Region boundary data:
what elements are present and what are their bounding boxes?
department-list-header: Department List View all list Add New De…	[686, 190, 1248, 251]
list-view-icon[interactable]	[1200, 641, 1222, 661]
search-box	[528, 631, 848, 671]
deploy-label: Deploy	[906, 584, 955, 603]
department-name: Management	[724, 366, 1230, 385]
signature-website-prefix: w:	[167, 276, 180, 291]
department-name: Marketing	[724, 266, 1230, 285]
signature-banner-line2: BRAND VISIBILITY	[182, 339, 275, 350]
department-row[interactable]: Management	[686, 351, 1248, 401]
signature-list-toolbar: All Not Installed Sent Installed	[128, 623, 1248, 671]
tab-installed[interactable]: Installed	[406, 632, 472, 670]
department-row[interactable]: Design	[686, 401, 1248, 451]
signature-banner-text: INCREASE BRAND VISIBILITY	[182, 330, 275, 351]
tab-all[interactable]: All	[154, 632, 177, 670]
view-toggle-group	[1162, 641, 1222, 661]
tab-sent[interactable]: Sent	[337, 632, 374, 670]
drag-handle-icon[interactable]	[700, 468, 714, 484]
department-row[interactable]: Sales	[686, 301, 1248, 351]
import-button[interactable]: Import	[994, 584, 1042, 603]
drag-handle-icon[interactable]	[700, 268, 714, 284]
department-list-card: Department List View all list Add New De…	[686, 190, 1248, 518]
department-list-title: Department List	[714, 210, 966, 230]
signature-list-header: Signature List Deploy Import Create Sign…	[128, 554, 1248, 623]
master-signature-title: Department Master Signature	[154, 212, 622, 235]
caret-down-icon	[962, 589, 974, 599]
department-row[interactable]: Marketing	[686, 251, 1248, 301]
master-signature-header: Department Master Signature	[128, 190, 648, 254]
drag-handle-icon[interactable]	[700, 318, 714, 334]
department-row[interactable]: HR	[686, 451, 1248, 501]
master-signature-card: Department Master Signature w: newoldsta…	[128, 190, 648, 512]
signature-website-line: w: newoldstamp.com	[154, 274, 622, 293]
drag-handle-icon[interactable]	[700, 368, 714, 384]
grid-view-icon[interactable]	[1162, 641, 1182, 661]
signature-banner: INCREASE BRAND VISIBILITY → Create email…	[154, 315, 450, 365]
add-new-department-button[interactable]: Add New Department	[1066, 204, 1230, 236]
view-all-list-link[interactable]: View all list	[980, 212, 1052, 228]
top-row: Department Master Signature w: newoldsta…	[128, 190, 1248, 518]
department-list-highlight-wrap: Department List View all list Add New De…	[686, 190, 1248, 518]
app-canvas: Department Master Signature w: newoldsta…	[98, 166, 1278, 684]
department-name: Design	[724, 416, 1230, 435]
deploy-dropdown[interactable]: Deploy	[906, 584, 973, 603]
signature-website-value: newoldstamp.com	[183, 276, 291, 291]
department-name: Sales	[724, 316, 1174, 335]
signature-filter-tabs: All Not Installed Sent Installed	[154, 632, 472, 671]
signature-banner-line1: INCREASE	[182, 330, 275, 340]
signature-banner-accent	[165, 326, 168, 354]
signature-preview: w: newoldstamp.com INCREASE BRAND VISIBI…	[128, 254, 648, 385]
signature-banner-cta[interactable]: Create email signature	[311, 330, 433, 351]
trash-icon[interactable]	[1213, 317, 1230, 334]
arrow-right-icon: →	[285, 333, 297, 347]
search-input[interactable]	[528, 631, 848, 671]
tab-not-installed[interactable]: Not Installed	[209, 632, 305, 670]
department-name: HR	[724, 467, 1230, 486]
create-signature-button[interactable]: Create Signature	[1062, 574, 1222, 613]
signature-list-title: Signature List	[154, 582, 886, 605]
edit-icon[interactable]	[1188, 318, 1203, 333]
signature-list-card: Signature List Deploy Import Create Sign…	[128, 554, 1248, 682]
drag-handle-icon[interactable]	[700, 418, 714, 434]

### Problem to solve
Return the listing above line for line, unchanged.

### Full output
what elements are present and what are their bounding boxes?
department-list-header: Department List View all list Add New De…	[686, 190, 1248, 251]
list-view-icon[interactable]	[1200, 641, 1222, 661]
search-box	[528, 631, 848, 671]
deploy-label: Deploy	[906, 584, 955, 603]
department-name: Management	[724, 366, 1230, 385]
signature-website-prefix: w:	[167, 276, 180, 291]
department-name: Marketing	[724, 266, 1230, 285]
signature-banner-line2: BRAND VISIBILITY	[182, 339, 275, 350]
department-row[interactable]: Management	[686, 351, 1248, 401]
signature-list-toolbar: All Not Installed Sent Installed	[128, 623, 1248, 671]
tab-installed[interactable]: Installed	[406, 632, 472, 670]
department-row[interactable]: Design	[686, 401, 1248, 451]
signature-banner-text: INCREASE BRAND VISIBILITY	[182, 330, 275, 351]
tab-all[interactable]: All	[154, 632, 177, 670]
view-toggle-group	[1162, 641, 1222, 661]
tab-sent[interactable]: Sent	[337, 632, 374, 670]
drag-handle-icon[interactable]	[700, 468, 714, 484]
department-row[interactable]: Sales	[686, 301, 1248, 351]
import-button[interactable]: Import	[994, 584, 1042, 603]
drag-handle-icon[interactable]	[700, 268, 714, 284]
department-list-card: Department List View all list Add New De…	[686, 190, 1248, 518]
department-list-title: Department List	[714, 210, 966, 230]
signature-list-header: Signature List Deploy Import Create Sign…	[128, 554, 1248, 623]
master-signature-title: Department Master Signature	[154, 212, 622, 235]
caret-down-icon	[962, 589, 974, 599]
department-row[interactable]: Marketing	[686, 251, 1248, 301]
master-signature-header: Department Master Signature	[128, 190, 648, 254]
drag-handle-icon[interactable]	[700, 318, 714, 334]
department-row[interactable]: HR	[686, 451, 1248, 501]
master-signature-card: Department Master Signature w: newoldsta…	[128, 190, 648, 512]
signature-website-line: w: newoldstamp.com	[154, 274, 622, 293]
drag-handle-icon[interactable]	[700, 368, 714, 384]
grid-view-icon[interactable]	[1162, 641, 1182, 661]
signature-banner: INCREASE BRAND VISIBILITY → Create email…	[154, 315, 450, 365]
add-new-department-button[interactable]: Add New Department	[1066, 204, 1230, 236]
view-all-list-link[interactable]: View all list	[980, 212, 1052, 228]
top-row: Department Master Signature w: newoldsta…	[128, 190, 1248, 518]
department-list-highlight-wrap: Department List View all list Add New De…	[686, 190, 1248, 518]
app-canvas: Department Master Signature w: newoldsta…	[98, 166, 1278, 684]
department-name: Design	[724, 416, 1230, 435]
deploy-dropdown[interactable]: Deploy	[906, 584, 973, 603]
signature-website-value: newoldstamp.com	[183, 276, 291, 291]
department-name: Sales	[724, 316, 1174, 335]
signature-filter-tabs: All Not Installed Sent Installed	[154, 632, 472, 671]
signature-banner-line1: INCREASE	[182, 330, 275, 340]
signature-banner-accent	[165, 326, 168, 354]
signature-preview: w: newoldstamp.com INCREASE BRAND VISIBI…	[128, 254, 648, 385]
signature-banner-cta[interactable]: Create email signature	[311, 330, 433, 351]
trash-icon[interactable]	[1213, 317, 1230, 334]
arrow-right-icon: →	[285, 333, 297, 347]
search-input[interactable]	[528, 631, 848, 671]
tab-not-installed[interactable]: Not Installed	[209, 632, 305, 670]
department-name: HR	[724, 467, 1230, 486]
create-signature-button[interactable]: Create Signature	[1062, 574, 1222, 613]
signature-list-title: Signature List	[154, 582, 886, 605]
edit-icon[interactable]	[1188, 318, 1203, 333]
signature-list-card: Signature List Deploy Import Create Sign…	[128, 554, 1248, 682]
drag-handle-icon[interactable]	[700, 418, 714, 434]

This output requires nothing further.